* Start *

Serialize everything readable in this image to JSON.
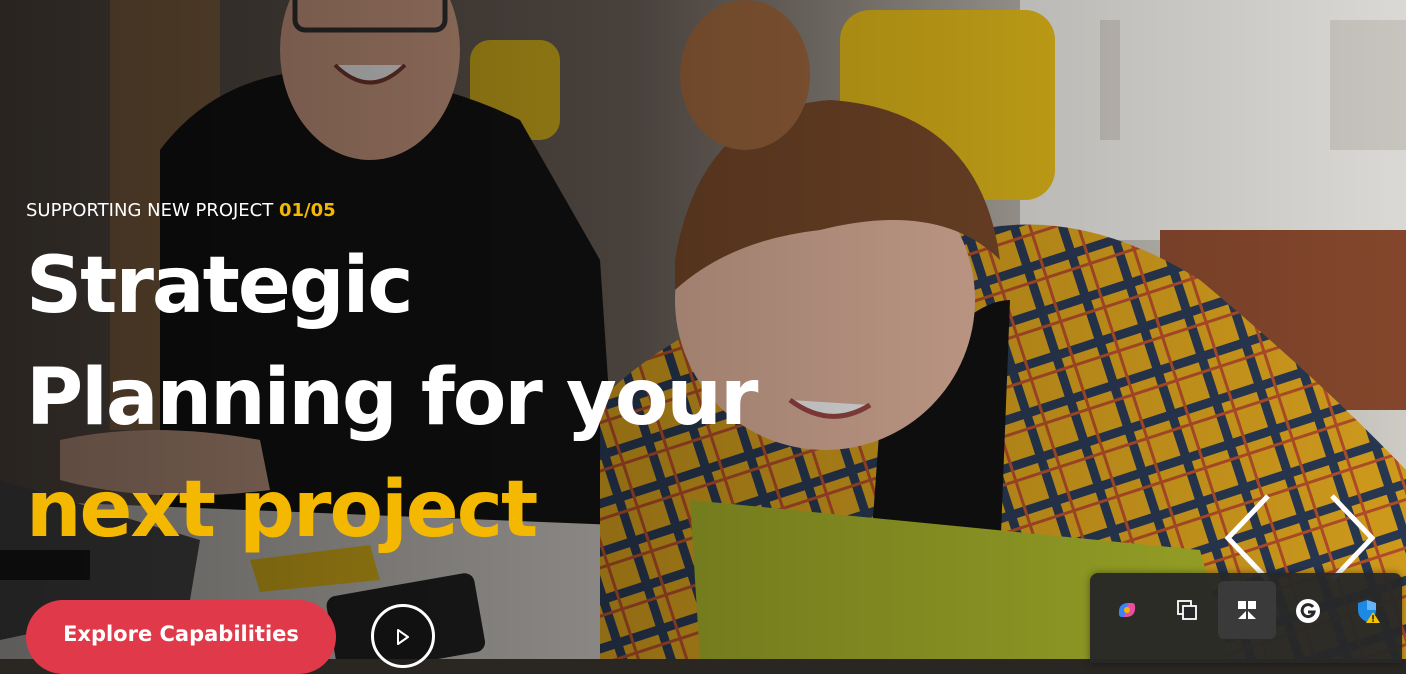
{
  "hero": {
    "eyebrow_text": "SUPPORTING NEW PROJECT",
    "slide_counter": "01/05",
    "headline_line1": "Strategic",
    "headline_line2": "Planning for your",
    "headline_line3": "next project",
    "cta_label": "Explore Capabilities"
  },
  "colors": {
    "accent_yellow": "#f5b800",
    "cta_red": "#e03a4a",
    "text_white": "#ffffff",
    "tray_background": "#282828"
  },
  "icons": {
    "play": "play-icon",
    "prev": "chevron-left-icon",
    "next": "chevron-right-icon",
    "tray": [
      "copilot-icon",
      "windows-copy-icon",
      "snipping-icon",
      "grammarly-icon",
      "windows-security-warning-icon"
    ]
  }
}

* End *

# Written instruction:
Transcribe each line above verbatim, with the pictures left out.

# Correct answer:
Serialize everything readable in this image to JSON.
{
  "hero": {
    "eyebrow_text": "SUPPORTING NEW PROJECT",
    "slide_counter": "01/05",
    "headline_line1": "Strategic",
    "headline_line2": "Planning for your",
    "headline_line3": "next project",
    "cta_label": "Explore Capabilities"
  },
  "colors": {
    "accent_yellow": "#f5b800",
    "cta_red": "#e03a4a",
    "text_white": "#ffffff",
    "tray_background": "#282828"
  },
  "icons": {
    "play": "play-icon",
    "prev": "chevron-left-icon",
    "next": "chevron-right-icon",
    "tray": [
      "copilot-icon",
      "windows-copy-icon",
      "snipping-icon",
      "grammarly-icon",
      "windows-security-warning-icon"
    ]
  }
}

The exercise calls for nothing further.